> [Request]: Find the lines below that contain the string "true". Copy each one.

==== Task inputs ====

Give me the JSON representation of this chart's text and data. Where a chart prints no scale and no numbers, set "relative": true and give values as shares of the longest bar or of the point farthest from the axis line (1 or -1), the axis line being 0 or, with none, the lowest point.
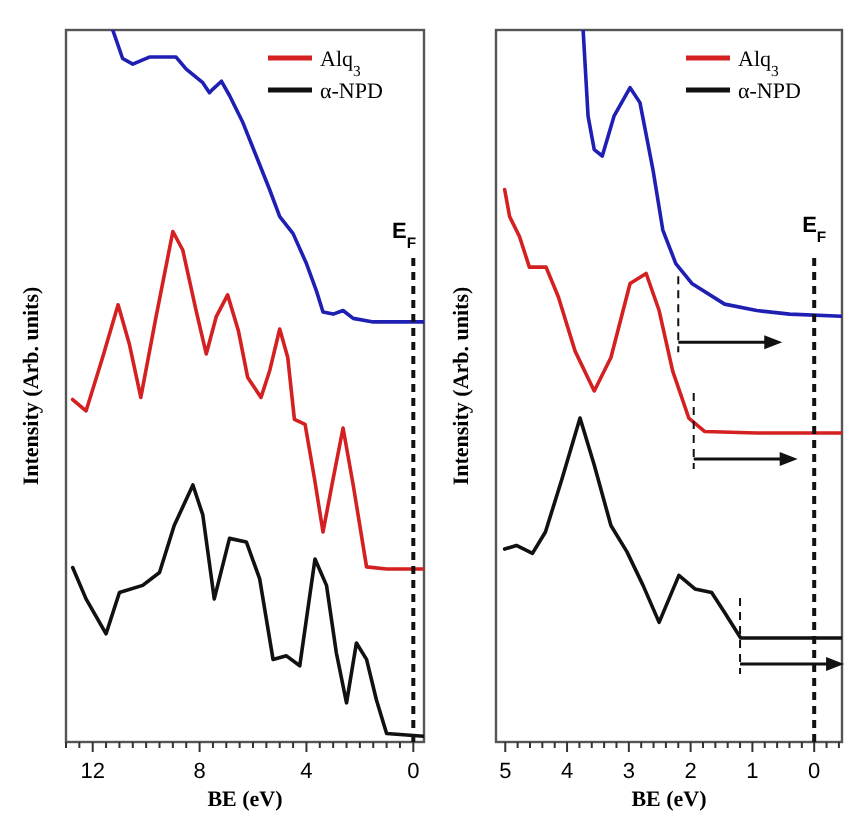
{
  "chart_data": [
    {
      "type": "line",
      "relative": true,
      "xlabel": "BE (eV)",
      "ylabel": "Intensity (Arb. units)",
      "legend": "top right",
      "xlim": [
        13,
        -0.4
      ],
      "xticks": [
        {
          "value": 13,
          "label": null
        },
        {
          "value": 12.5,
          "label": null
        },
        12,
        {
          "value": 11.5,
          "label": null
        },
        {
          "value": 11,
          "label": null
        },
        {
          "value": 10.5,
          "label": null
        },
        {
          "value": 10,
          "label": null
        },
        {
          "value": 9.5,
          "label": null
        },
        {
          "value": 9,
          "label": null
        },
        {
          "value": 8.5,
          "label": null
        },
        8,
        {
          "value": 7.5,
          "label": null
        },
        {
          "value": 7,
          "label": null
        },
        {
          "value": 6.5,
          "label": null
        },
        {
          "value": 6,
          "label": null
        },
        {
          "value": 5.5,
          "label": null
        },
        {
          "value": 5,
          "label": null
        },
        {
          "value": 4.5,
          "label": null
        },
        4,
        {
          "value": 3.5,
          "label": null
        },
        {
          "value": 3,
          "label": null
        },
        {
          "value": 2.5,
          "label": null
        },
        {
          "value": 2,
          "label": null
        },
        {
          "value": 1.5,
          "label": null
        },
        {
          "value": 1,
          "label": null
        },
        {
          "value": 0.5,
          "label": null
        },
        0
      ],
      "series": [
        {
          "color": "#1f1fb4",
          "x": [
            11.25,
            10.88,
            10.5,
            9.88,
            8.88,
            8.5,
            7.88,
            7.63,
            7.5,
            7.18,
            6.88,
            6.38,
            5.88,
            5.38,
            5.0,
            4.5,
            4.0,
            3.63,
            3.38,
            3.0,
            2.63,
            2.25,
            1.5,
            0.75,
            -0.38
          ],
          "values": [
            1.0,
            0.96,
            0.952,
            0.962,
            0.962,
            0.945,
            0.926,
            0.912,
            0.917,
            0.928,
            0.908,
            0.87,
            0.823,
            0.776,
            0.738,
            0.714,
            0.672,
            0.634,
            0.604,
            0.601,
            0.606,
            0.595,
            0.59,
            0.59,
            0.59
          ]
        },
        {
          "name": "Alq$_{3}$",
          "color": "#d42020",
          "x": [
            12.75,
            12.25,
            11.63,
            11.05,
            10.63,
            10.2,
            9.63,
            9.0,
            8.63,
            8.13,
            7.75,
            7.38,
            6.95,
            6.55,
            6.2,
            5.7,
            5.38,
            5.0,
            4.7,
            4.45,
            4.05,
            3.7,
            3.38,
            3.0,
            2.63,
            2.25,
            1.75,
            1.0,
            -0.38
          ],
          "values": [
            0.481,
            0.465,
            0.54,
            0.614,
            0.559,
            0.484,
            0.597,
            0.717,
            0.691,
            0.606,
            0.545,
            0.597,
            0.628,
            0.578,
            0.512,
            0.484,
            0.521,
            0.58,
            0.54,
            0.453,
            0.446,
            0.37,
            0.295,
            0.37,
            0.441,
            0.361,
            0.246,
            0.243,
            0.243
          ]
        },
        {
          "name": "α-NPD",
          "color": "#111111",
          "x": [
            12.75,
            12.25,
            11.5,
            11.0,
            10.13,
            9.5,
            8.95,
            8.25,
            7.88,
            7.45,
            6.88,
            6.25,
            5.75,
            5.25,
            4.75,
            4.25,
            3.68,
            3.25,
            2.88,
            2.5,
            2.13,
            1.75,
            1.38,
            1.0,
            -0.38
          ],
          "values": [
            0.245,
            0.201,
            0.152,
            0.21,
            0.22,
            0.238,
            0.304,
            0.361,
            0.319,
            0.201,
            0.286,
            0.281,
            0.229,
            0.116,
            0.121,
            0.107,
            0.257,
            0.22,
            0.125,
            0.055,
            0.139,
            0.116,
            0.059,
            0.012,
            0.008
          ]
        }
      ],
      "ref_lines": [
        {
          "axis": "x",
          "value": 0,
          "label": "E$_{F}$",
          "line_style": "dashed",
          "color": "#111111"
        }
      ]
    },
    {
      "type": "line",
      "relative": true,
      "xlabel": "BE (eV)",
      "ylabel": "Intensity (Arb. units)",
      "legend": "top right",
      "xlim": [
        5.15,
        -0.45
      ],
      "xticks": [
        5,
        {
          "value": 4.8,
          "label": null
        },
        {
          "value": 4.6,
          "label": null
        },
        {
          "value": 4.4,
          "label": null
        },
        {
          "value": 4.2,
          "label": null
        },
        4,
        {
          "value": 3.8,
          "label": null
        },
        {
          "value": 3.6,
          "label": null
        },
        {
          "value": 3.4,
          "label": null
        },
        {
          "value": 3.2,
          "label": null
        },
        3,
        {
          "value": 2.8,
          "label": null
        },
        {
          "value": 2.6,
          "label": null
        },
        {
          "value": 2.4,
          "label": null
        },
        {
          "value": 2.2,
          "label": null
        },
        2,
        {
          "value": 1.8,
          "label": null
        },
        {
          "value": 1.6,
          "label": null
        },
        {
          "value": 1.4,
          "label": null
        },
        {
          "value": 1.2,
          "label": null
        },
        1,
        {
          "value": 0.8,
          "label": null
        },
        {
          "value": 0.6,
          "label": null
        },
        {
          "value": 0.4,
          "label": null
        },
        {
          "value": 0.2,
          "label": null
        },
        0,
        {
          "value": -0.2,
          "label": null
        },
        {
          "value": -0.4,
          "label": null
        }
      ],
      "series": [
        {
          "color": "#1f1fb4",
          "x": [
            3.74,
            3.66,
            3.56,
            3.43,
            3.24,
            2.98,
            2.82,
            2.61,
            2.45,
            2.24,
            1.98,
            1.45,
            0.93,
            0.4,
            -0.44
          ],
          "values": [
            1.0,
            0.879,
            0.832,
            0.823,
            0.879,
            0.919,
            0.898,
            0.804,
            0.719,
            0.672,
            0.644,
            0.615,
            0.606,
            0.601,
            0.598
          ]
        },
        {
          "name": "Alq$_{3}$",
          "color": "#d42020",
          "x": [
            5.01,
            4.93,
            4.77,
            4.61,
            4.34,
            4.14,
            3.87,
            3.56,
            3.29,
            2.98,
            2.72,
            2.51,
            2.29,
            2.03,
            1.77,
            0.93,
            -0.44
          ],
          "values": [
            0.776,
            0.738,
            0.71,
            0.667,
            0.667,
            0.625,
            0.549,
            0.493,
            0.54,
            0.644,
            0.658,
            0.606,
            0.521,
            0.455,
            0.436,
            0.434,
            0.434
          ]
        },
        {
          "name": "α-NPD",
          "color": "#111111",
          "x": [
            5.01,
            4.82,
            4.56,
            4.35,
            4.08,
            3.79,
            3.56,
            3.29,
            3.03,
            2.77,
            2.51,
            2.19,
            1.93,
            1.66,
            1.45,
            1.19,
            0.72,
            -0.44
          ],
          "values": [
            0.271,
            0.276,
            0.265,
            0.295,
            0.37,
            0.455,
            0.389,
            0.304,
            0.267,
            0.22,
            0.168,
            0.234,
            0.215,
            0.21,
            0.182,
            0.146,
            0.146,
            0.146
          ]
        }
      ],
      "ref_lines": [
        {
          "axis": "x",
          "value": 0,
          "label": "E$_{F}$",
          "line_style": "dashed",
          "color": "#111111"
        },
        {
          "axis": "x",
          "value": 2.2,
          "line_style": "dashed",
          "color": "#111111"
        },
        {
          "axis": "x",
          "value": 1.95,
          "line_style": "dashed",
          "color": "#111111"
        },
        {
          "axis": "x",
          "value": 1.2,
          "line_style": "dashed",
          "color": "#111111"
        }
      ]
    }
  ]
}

====
==== Task inputs ====

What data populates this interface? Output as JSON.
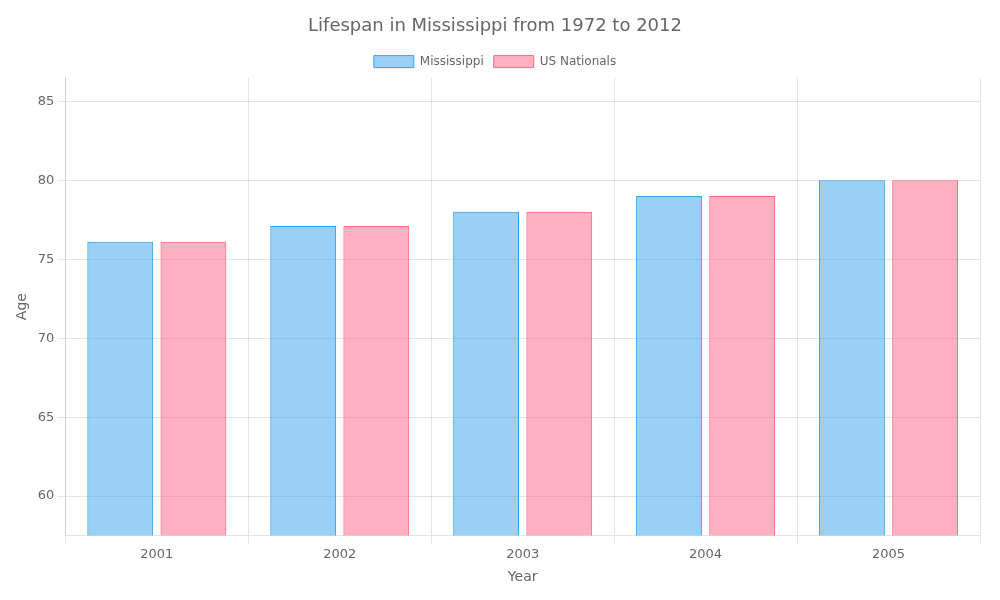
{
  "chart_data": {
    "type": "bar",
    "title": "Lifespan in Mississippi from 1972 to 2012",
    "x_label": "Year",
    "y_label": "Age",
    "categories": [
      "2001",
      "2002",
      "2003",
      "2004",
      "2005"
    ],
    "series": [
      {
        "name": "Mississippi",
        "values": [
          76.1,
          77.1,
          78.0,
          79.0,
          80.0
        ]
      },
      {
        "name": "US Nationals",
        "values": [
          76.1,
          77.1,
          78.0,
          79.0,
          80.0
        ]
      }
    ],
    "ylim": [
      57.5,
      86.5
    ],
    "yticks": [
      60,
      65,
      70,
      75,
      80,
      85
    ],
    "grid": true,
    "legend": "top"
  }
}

====

> [Result of the exercise]:
Give me the JSON representation of this chart's text and data. Where a chart prints no scale and no numbers, set "relative": true and give values as shares of the longest bar or of the point farthest from the axis line (1 or -1), the axis line being 0 or, with none, the lowest point.
      "relative": true,
      "relative": true,
    "grid": true,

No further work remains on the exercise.